Exercise task: Quote the listing below in full and exactly as written, but omit every picture.

..........

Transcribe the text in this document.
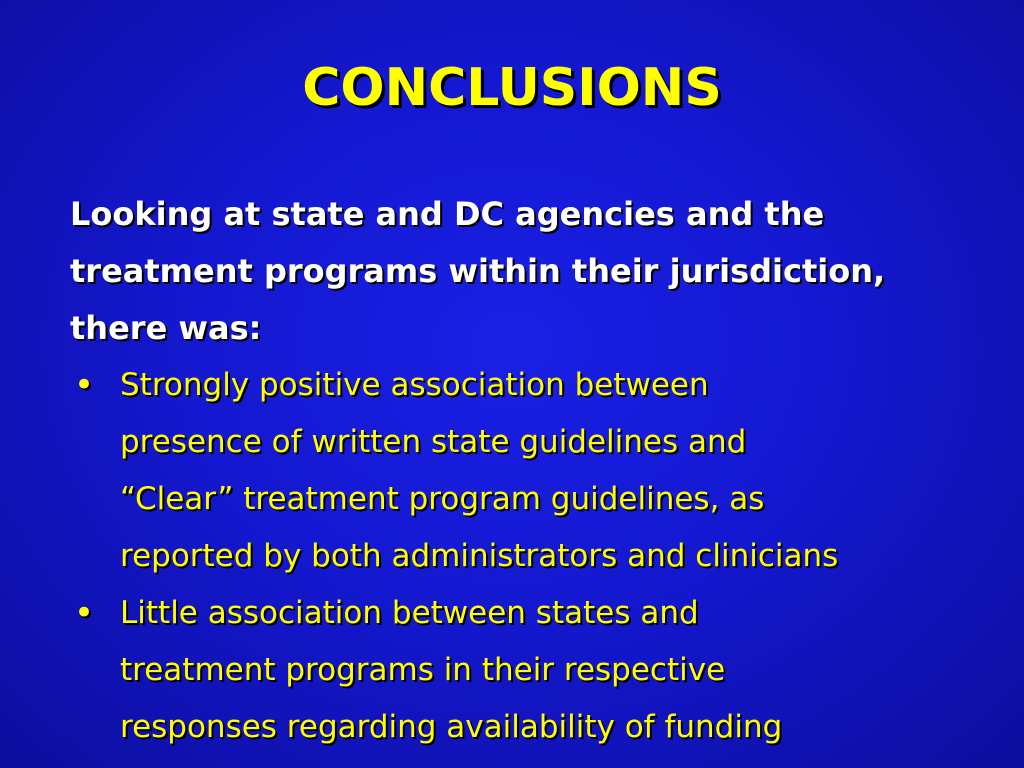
CONCLUSIONS
Looking at state and DC agencies and the
treatment programs within their jurisdiction,
there was:
• Strongly positive association between
presence of written state guidelines and
“Clear” treatment program guidelines, as
reported by both administrators and clinicians
• Little association between states and
treatment programs in their respective
responses regarding availability of funding
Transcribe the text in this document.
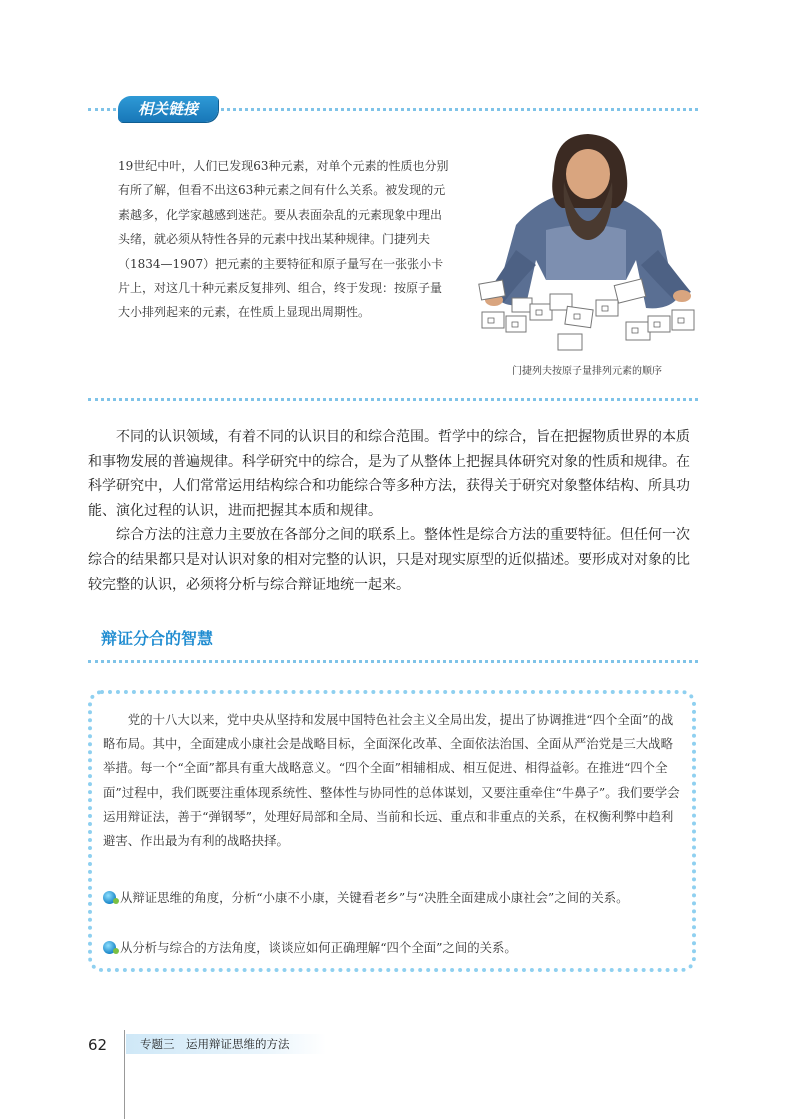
相关链接

19世纪中叶，人们已发现63种元素，对单个元素的性质也分别有所了解，但看不出这63种元素之间有什么关系。被发现的元素越多，化学家越感到迷茫。要从表面杂乱的元素现象中理出头绪，就必须从特性各异的元素中找出某种规律。门捷列夫（1834—1907）把元素的主要特征和原子量写在一张张小卡片上，对这几十种元素反复排列、组合，终于发现：按原子量大小排列起来的元素，在性质上显现出周期性。

门捷列夫按原子量排列元素的顺序

不同的认识领域，有着不同的认识目的和综合范围。哲学中的综合，旨在把握物质世界的本质和事物发展的普遍规律。科学研究中的综合，是为了从整体上把握具体研究对象的性质和规律。在科学研究中，人们常常运用结构综合和功能综合等多种方法，获得关于研究对象整体结构、所具功能、演化过程的认识，进而把握其本质和规律。

综合方法的注意力主要放在各部分之间的联系上。整体性是综合方法的重要特征。但任何一次综合的结果都只是对认识对象的相对完整的认识，只是对现实原型的近似描述。要形成对对象的比较完整的认识，必须将分析与综合辩证地统一起来。

辩证分合的智慧

党的十八大以来，党中央从坚持和发展中国特色社会主义全局出发，提出了协调推进“四个全面”的战略布局。其中，全面建成小康社会是战略目标，全面深化改革、全面依法治国、全面从严治党是三大战略举措。每一个“全面”都具有重大战略意义。“四个全面”相辅相成、相互促进、相得益彰。在推进“四个全面”过程中，我们既要注重体现系统性、整体性与协同性的总体谋划，又要注重牵住“牛鼻子”。我们要学会运用辩证法，善于“弹钢琴”，处理好局部和全局、当前和长远、重点和非重点的关系，在权衡利弊中趋利避害、作出最为有利的战略抉择。

从辩证思维的角度，分析“小康不小康，关键看老乡”与“决胜全面建成小康社会”之间的关系。
从分析与综合的方法角度，谈谈应如何正确理解“四个全面”之间的关系。
62	专题三　运用辩证思维的方法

..........

Written answer:
Transcribe the text in this document.
CONCLUSIONS
Looking at state and DC agencies and the
treatment programs within their jurisdiction,
there was:
• Strongly positive association between
presence of written state guidelines and
“Clear” treatment program guidelines, as
reported by both administrators and clinicians
• Little association between states and
treatment programs in their respective
responses regarding availability of funding
Transcribe the text in this document.
相关链接

19世纪中叶，人们已发现63种元素，对单个元素的性质也分别有所了解，但看不出这63种元素之间有什么关系。被发现的元素越多，化学家越感到迷茫。要从表面杂乱的元素现象中理出头绪，就必须从特性各异的元素中找出某种规律。门捷列夫（1834—1907）把元素的主要特征和原子量写在一张张小卡片上，对这几十种元素反复排列、组合，终于发现：按原子量大小排列起来的元素，在性质上显现出周期性。

门捷列夫按原子量排列元素的顺序

不同的认识领域，有着不同的认识目的和综合范围。哲学中的综合，旨在把握物质世界的本质和事物发展的普遍规律。科学研究中的综合，是为了从整体上把握具体研究对象的性质和规律。在科学研究中，人们常常运用结构综合和功能综合等多种方法，获得关于研究对象整体结构、所具功能、演化过程的认识，进而把握其本质和规律。

综合方法的注意力主要放在各部分之间的联系上。整体性是综合方法的重要特征。但任何一次综合的结果都只是对认识对象的相对完整的认识，只是对现实原型的近似描述。要形成对对象的比较完整的认识，必须将分析与综合辩证地统一起来。

辩证分合的智慧

党的十八大以来，党中央从坚持和发展中国特色社会主义全局出发，提出了协调推进“四个全面”的战略布局。其中，全面建成小康社会是战略目标，全面深化改革、全面依法治国、全面从严治党是三大战略举措。每一个“全面”都具有重大战略意义。“四个全面”相辅相成、相互促进、相得益彰。在推进“四个全面”过程中，我们既要注重体现系统性、整体性与协同性的总体谋划，又要注重牵住“牛鼻子”。我们要学会运用辩证法，善于“弹钢琴”，处理好局部和全局、当前和长远、重点和非重点的关系，在权衡利弊中趋利避害、作出最为有利的战略抉择。

从辩证思维的角度，分析“小康不小康，关键看老乡”与“决胜全面建成小康社会”之间的关系。
从分析与综合的方法角度，谈谈应如何正确理解“四个全面”之间的关系。
62	专题三　运用辩证思维的方法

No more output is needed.